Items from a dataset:
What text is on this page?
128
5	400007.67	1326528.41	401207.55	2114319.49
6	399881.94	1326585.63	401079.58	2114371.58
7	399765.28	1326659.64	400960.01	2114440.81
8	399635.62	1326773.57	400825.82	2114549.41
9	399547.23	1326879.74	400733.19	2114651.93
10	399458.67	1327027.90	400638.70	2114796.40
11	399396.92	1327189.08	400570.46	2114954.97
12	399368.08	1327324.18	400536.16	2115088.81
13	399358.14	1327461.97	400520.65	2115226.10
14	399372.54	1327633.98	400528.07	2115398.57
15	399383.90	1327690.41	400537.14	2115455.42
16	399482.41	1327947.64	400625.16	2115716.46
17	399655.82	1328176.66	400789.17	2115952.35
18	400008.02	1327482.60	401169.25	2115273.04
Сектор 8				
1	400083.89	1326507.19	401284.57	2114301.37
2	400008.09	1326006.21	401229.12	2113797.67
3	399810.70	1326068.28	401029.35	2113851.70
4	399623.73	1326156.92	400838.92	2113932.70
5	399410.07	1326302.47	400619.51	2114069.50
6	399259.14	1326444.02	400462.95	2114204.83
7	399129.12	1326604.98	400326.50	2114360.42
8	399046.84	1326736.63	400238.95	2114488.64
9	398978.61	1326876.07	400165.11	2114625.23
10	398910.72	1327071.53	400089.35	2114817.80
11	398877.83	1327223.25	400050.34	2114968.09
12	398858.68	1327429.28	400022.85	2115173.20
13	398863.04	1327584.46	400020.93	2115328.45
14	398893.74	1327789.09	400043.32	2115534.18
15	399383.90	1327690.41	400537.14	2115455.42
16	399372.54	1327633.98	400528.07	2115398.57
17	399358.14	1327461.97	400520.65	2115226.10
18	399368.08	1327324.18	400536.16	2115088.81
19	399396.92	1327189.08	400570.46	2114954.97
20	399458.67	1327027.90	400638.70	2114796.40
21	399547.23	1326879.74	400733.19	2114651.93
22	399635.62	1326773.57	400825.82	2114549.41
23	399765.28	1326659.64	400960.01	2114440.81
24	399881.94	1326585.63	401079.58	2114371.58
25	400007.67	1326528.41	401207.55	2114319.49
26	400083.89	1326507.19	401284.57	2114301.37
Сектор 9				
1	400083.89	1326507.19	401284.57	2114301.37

_WORK TO BE COMPLETED_
Output the records exactly, including every line.

_ANSWER TO THE PROBLEM_
What text is on this page?
128
5	400007.67	1326528.41	401207.55	2114319.49
6	399881.94	1326585.63	401079.58	2114371.58
7	399765.28	1326659.64	400960.01	2114440.81
8	399635.62	1326773.57	400825.82	2114549.41
9	399547.23	1326879.74	400733.19	2114651.93
10	399458.67	1327027.90	400638.70	2114796.40
11	399396.92	1327189.08	400570.46	2114954.97
12	399368.08	1327324.18	400536.16	2115088.81
13	399358.14	1327461.97	400520.65	2115226.10
14	399372.54	1327633.98	400528.07	2115398.57
15	399383.90	1327690.41	400537.14	2115455.42
16	399482.41	1327947.64	400625.16	2115716.46
17	399655.82	1328176.66	400789.17	2115952.35
18	400008.02	1327482.60	401169.25	2115273.04
Сектор 8				
1	400083.89	1326507.19	401284.57	2114301.37
2	400008.09	1326006.21	401229.12	2113797.67
3	399810.70	1326068.28	401029.35	2113851.70
4	399623.73	1326156.92	400838.92	2113932.70
5	399410.07	1326302.47	400619.51	2114069.50
6	399259.14	1326444.02	400462.95	2114204.83
7	399129.12	1326604.98	400326.50	2114360.42
8	399046.84	1326736.63	400238.95	2114488.64
9	398978.61	1326876.07	400165.11	2114625.23
10	398910.72	1327071.53	400089.35	2114817.80
11	398877.83	1327223.25	400050.34	2114968.09
12	398858.68	1327429.28	400022.85	2115173.20
13	398863.04	1327584.46	400020.93	2115328.45
14	398893.74	1327789.09	400043.32	2115534.18
15	399383.90	1327690.41	400537.14	2115455.42
16	399372.54	1327633.98	400528.07	2115398.57
17	399358.14	1327461.97	400520.65	2115226.10
18	399368.08	1327324.18	400536.16	2115088.81
19	399396.92	1327189.08	400570.46	2114954.97
20	399458.67	1327027.90	400638.70	2114796.40
21	399547.23	1326879.74	400733.19	2114651.93
22	399635.62	1326773.57	400825.82	2114549.41
23	399765.28	1326659.64	400960.01	2114440.81
24	399881.94	1326585.63	401079.58	2114371.58
25	400007.67	1326528.41	401207.55	2114319.49
26	400083.89	1326507.19	401284.57	2114301.37
Сектор 9				
1	400083.89	1326507.19	401284.57	2114301.37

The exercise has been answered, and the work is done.